Aim → Pictures do not belong in the copy; transcribe everything else in the records exactly.

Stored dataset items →
* * * * * * * * *

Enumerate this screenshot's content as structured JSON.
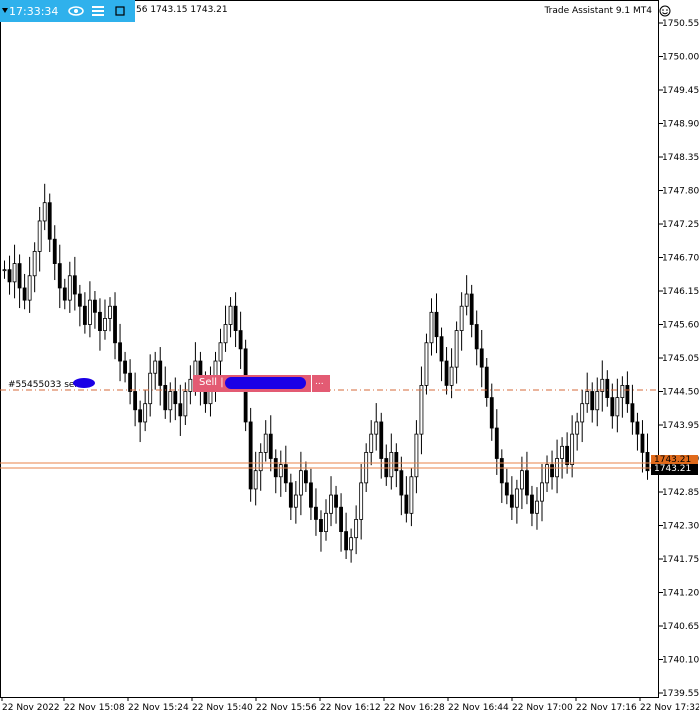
{
  "header": {
    "clock": "17:33:34",
    "ohlc_text": "56 1743.15 1743.21",
    "assistant_title": "Trade Assistant 9.1 MT4",
    "icons": [
      "triangle-down-icon",
      "eye-icon",
      "menu-icon",
      "minimize-icon",
      "smiley-icon"
    ]
  },
  "trade": {
    "ticket_label": "#55455033 sell",
    "sell_label": "Sell |",
    "more_label": "..."
  },
  "price_axis": {
    "ticks": [
      "1750.55",
      "1750.00",
      "1749.45",
      "1748.90",
      "1748.35",
      "1747.80",
      "1747.25",
      "1746.70",
      "1746.15",
      "1745.60",
      "1745.05",
      "1744.50",
      "1743.95",
      "1743.40",
      "1742.85",
      "1742.30",
      "1741.75",
      "1741.20",
      "1740.65",
      "1740.10",
      "1739.55"
    ],
    "bid_tag": "1743.21",
    "ask_tag": "1743.21"
  },
  "time_axis": {
    "ticks": [
      "22 Nov 2022",
      "22 Nov 15:08",
      "22 Nov 15:24",
      "22 Nov 15:40",
      "22 Nov 15:56",
      "22 Nov 16:12",
      "22 Nov 16:28",
      "22 Nov 16:44",
      "22 Nov 17:00",
      "22 Nov 17:16",
      "22 Nov 17:32"
    ]
  },
  "colors": {
    "candle_up": "#ffffff",
    "candle_down": "#000000",
    "bid_line": "#e8834a",
    "ask_tag_bg": "#000000",
    "bid_tag_bg": "#e06a1b",
    "trade_line": "#d56a3a",
    "panel_bg": "#2fb1ec",
    "sell_box_bg": "#e35b73"
  },
  "chart_data": {
    "type": "candlestick",
    "ylim": [
      1739.55,
      1751.0
    ],
    "closes": [
      1746.5,
      1746.3,
      1746.6,
      1746.2,
      1746.0,
      1746.4,
      1746.8,
      1747.3,
      1747.6,
      1747.0,
      1746.6,
      1746.2,
      1746.0,
      1746.4,
      1746.1,
      1745.9,
      1745.6,
      1746.0,
      1745.8,
      1745.5,
      1745.7,
      1745.9,
      1745.3,
      1745.0,
      1744.8,
      1744.5,
      1744.2,
      1744.0,
      1744.3,
      1744.8,
      1745.0,
      1744.6,
      1744.2,
      1744.5,
      1744.3,
      1744.1,
      1744.5,
      1744.7,
      1745.0,
      1744.6,
      1744.3,
      1744.6,
      1745.0,
      1745.3,
      1745.6,
      1745.9,
      1745.5,
      1745.2,
      1744.0,
      1742.9,
      1743.2,
      1743.5,
      1743.8,
      1743.4,
      1743.1,
      1743.3,
      1743.0,
      1742.6,
      1742.8,
      1743.2,
      1743.0,
      1742.6,
      1742.4,
      1742.2,
      1742.5,
      1742.8,
      1742.6,
      1742.2,
      1741.9,
      1742.1,
      1742.4,
      1743.0,
      1743.5,
      1743.8,
      1744.0,
      1743.4,
      1743.1,
      1743.5,
      1743.2,
      1742.8,
      1742.5,
      1743.1,
      1743.8,
      1744.6,
      1745.3,
      1745.8,
      1745.4,
      1745.0,
      1744.6,
      1744.9,
      1745.5,
      1745.9,
      1746.1,
      1745.6,
      1745.2,
      1744.9,
      1744.4,
      1743.9,
      1743.4,
      1743.0,
      1742.8,
      1742.6,
      1742.9,
      1743.2,
      1742.8,
      1742.5,
      1742.7,
      1743.0,
      1743.3,
      1743.1,
      1743.4,
      1743.6,
      1743.3,
      1743.8,
      1744.0,
      1744.3,
      1744.5,
      1744.2,
      1744.5,
      1744.7,
      1744.4,
      1744.1,
      1744.4,
      1744.6,
      1744.3,
      1744.0,
      1743.8,
      1743.5,
      1743.2
    ]
  }
}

* * * * * * * * *

Solution →
Enumerate this screenshot's content as structured JSON.
{
  "header": {
    "clock": "17:33:34",
    "ohlc_text": "56 1743.15 1743.21",
    "assistant_title": "Trade Assistant 9.1 MT4",
    "icons": [
      "triangle-down-icon",
      "eye-icon",
      "menu-icon",
      "minimize-icon",
      "smiley-icon"
    ]
  },
  "trade": {
    "ticket_label": "#55455033 sell",
    "sell_label": "Sell |",
    "more_label": "..."
  },
  "price_axis": {
    "ticks": [
      "1750.55",
      "1750.00",
      "1749.45",
      "1748.90",
      "1748.35",
      "1747.80",
      "1747.25",
      "1746.70",
      "1746.15",
      "1745.60",
      "1745.05",
      "1744.50",
      "1743.95",
      "1743.40",
      "1742.85",
      "1742.30",
      "1741.75",
      "1741.20",
      "1740.65",
      "1740.10",
      "1739.55"
    ],
    "bid_tag": "1743.21",
    "ask_tag": "1743.21"
  },
  "time_axis": {
    "ticks": [
      "22 Nov 2022",
      "22 Nov 15:08",
      "22 Nov 15:24",
      "22 Nov 15:40",
      "22 Nov 15:56",
      "22 Nov 16:12",
      "22 Nov 16:28",
      "22 Nov 16:44",
      "22 Nov 17:00",
      "22 Nov 17:16",
      "22 Nov 17:32"
    ]
  },
  "colors": {
    "candle_up": "#ffffff",
    "candle_down": "#000000",
    "bid_line": "#e8834a",
    "ask_tag_bg": "#000000",
    "bid_tag_bg": "#e06a1b",
    "trade_line": "#d56a3a",
    "panel_bg": "#2fb1ec",
    "sell_box_bg": "#e35b73"
  },
  "chart_data": {
    "type": "candlestick",
    "ylim": [
      1739.55,
      1751.0
    ],
    "closes": [
      1746.5,
      1746.3,
      1746.6,
      1746.2,
      1746.0,
      1746.4,
      1746.8,
      1747.3,
      1747.6,
      1747.0,
      1746.6,
      1746.2,
      1746.0,
      1746.4,
      1746.1,
      1745.9,
      1745.6,
      1746.0,
      1745.8,
      1745.5,
      1745.7,
      1745.9,
      1745.3,
      1745.0,
      1744.8,
      1744.5,
      1744.2,
      1744.0,
      1744.3,
      1744.8,
      1745.0,
      1744.6,
      1744.2,
      1744.5,
      1744.3,
      1744.1,
      1744.5,
      1744.7,
      1745.0,
      1744.6,
      1744.3,
      1744.6,
      1745.0,
      1745.3,
      1745.6,
      1745.9,
      1745.5,
      1745.2,
      1744.0,
      1742.9,
      1743.2,
      1743.5,
      1743.8,
      1743.4,
      1743.1,
      1743.3,
      1743.0,
      1742.6,
      1742.8,
      1743.2,
      1743.0,
      1742.6,
      1742.4,
      1742.2,
      1742.5,
      1742.8,
      1742.6,
      1742.2,
      1741.9,
      1742.1,
      1742.4,
      1743.0,
      1743.5,
      1743.8,
      1744.0,
      1743.4,
      1743.1,
      1743.5,
      1743.2,
      1742.8,
      1742.5,
      1743.1,
      1743.8,
      1744.6,
      1745.3,
      1745.8,
      1745.4,
      1745.0,
      1744.6,
      1744.9,
      1745.5,
      1745.9,
      1746.1,
      1745.6,
      1745.2,
      1744.9,
      1744.4,
      1743.9,
      1743.4,
      1743.0,
      1742.8,
      1742.6,
      1742.9,
      1743.2,
      1742.8,
      1742.5,
      1742.7,
      1743.0,
      1743.3,
      1743.1,
      1743.4,
      1743.6,
      1743.3,
      1743.8,
      1744.0,
      1744.3,
      1744.5,
      1744.2,
      1744.5,
      1744.7,
      1744.4,
      1744.1,
      1744.4,
      1744.6,
      1744.3,
      1744.0,
      1743.8,
      1743.5,
      1743.2
    ]
  }
}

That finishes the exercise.